_BRIEF:_
Return all lines that include the string "МУЖЧИНЫ".

[Dataset records]
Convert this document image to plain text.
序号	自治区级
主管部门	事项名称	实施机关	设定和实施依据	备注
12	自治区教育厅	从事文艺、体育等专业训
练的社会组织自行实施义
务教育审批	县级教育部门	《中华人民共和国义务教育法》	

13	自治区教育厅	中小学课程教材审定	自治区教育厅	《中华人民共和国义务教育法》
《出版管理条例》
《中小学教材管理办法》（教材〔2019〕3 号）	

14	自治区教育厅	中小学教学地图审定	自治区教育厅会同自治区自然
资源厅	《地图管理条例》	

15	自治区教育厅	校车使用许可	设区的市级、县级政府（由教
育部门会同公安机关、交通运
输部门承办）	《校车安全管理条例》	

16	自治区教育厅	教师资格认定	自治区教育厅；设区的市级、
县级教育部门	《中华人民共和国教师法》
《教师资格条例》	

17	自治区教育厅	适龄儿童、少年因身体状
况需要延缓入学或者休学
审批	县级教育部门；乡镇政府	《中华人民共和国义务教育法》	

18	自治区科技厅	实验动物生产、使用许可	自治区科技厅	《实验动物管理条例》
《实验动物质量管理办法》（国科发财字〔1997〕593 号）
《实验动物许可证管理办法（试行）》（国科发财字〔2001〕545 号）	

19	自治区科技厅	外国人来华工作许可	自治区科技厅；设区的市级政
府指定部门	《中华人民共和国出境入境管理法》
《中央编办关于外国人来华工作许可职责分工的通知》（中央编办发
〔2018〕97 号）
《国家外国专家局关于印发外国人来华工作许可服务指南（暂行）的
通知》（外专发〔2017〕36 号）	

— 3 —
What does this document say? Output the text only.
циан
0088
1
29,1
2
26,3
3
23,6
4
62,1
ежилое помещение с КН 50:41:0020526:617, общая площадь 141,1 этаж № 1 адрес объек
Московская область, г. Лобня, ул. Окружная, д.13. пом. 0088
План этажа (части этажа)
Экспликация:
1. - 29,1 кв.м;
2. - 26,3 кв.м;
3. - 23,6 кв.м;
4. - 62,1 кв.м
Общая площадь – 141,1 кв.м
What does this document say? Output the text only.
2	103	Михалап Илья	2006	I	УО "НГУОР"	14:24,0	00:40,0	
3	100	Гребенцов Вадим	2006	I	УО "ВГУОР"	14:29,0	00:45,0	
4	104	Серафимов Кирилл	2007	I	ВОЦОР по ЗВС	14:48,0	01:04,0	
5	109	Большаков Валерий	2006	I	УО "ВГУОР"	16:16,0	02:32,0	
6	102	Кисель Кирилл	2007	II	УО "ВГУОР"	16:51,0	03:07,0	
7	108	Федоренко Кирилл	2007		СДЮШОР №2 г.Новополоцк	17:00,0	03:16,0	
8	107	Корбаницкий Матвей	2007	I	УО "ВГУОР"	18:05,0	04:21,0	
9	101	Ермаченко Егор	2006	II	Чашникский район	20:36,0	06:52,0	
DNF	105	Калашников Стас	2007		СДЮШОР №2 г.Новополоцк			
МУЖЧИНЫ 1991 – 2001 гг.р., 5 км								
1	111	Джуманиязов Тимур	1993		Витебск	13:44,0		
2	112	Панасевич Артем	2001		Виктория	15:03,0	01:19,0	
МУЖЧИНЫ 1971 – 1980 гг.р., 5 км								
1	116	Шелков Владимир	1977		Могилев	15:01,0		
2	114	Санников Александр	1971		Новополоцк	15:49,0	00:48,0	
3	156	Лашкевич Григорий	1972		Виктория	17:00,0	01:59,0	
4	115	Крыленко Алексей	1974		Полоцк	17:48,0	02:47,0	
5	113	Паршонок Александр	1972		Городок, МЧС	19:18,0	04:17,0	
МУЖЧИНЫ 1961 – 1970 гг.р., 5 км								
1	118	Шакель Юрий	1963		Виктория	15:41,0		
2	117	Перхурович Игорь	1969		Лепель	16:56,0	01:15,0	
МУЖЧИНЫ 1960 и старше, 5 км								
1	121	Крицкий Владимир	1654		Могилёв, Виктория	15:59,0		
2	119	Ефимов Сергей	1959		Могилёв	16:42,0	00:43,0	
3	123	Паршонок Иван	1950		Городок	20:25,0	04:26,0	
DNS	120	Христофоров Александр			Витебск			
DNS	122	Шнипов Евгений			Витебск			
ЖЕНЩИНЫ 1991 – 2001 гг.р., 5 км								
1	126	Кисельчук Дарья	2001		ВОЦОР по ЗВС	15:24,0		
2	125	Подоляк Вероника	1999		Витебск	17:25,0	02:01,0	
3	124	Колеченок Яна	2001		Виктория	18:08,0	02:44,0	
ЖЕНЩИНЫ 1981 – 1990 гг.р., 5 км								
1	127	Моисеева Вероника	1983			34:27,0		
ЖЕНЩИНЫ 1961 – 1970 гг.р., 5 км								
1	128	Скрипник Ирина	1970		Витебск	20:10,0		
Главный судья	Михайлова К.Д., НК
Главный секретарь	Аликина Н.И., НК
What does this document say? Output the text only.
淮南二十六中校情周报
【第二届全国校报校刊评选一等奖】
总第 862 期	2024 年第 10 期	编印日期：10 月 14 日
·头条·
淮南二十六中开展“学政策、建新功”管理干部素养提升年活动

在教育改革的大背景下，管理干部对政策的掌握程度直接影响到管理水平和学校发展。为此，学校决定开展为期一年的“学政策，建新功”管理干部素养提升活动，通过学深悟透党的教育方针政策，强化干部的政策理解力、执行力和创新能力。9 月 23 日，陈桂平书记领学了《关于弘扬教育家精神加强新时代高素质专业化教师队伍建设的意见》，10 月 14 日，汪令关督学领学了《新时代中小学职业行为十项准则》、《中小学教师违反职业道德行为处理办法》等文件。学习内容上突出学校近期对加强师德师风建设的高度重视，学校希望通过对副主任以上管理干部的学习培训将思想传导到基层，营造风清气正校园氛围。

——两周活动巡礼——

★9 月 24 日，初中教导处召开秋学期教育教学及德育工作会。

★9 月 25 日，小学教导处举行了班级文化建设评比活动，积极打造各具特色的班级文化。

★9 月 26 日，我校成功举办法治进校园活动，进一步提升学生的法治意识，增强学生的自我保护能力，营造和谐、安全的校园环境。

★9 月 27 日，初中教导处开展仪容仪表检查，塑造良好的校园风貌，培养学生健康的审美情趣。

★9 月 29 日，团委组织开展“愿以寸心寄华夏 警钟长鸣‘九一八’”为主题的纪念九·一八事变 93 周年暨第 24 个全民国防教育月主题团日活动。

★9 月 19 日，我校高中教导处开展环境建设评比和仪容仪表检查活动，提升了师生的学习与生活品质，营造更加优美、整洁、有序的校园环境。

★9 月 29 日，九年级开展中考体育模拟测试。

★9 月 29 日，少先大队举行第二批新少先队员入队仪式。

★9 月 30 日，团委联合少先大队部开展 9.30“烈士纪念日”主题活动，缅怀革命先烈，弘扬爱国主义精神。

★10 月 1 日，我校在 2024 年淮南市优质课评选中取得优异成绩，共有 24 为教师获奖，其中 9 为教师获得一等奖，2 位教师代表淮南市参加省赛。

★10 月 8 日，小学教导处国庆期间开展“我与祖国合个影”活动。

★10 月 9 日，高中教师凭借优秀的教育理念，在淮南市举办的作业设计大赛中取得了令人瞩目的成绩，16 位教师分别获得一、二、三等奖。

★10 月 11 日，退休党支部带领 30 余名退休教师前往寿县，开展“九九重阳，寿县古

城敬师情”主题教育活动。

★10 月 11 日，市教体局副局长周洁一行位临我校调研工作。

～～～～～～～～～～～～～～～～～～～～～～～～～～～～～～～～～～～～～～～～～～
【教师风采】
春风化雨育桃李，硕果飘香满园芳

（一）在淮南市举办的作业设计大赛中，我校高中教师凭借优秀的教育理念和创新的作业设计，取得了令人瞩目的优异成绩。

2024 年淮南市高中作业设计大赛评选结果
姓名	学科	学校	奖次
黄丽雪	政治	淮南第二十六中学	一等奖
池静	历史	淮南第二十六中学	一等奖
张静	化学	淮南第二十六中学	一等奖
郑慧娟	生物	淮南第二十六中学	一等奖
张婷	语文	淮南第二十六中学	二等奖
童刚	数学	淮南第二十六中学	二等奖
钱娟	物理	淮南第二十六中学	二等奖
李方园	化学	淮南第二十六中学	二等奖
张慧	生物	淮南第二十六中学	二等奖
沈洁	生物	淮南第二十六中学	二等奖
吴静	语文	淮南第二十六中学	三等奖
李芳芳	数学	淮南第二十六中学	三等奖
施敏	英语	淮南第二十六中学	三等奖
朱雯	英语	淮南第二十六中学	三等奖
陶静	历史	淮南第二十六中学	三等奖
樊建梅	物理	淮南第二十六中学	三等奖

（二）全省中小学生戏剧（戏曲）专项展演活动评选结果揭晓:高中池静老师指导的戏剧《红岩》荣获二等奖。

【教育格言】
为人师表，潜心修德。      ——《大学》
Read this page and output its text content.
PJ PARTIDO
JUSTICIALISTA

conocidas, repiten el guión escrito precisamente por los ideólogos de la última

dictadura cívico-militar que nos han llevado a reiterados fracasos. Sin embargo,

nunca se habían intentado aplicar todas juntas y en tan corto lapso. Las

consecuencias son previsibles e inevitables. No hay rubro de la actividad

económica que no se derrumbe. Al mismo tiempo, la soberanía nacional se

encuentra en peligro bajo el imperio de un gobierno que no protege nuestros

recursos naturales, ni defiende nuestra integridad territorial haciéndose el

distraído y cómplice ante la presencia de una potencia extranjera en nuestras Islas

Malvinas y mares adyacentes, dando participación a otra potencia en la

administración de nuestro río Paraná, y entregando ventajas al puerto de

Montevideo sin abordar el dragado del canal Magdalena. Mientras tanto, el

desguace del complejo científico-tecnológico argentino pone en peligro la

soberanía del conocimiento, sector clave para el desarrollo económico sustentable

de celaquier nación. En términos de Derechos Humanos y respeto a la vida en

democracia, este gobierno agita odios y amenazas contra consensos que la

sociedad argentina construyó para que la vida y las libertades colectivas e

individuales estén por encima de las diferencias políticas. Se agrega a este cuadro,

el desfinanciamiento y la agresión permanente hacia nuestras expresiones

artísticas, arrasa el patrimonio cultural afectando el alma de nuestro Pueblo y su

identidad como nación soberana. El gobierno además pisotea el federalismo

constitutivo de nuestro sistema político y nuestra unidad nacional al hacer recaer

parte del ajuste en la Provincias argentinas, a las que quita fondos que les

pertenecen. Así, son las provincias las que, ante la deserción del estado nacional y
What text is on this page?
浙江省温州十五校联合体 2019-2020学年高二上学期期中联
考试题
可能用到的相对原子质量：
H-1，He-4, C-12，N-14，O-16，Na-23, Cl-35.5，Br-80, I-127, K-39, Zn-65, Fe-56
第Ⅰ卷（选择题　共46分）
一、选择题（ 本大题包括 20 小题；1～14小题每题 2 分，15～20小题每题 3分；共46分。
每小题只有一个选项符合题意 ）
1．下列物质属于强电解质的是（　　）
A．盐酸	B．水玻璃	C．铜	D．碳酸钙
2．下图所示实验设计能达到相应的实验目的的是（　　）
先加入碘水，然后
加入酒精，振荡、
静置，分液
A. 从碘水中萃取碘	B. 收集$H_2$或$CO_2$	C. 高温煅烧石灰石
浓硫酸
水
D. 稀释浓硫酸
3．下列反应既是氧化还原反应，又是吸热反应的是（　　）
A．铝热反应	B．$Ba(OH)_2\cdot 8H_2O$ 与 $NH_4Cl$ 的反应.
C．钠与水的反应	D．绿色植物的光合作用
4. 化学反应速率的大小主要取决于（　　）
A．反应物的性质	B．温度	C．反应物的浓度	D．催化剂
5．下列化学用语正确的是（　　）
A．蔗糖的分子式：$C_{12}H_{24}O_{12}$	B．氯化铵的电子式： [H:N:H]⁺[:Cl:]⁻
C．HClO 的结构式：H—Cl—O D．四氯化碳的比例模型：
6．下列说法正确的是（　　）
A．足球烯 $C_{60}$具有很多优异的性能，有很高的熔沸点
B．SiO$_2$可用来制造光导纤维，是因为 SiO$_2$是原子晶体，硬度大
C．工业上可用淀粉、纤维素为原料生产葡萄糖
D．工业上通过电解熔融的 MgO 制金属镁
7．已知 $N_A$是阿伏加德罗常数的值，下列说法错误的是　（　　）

_TASK OUTPUT:_
МУЖЧИНЫ 1991 – 2001 гг.р., 5 км								
МУЖЧИНЫ 1971 – 1980 гг.р., 5 км								
МУЖЧИНЫ 1961 – 1970 гг.р., 5 км								
МУЖЧИНЫ 1960 и старше, 5 км								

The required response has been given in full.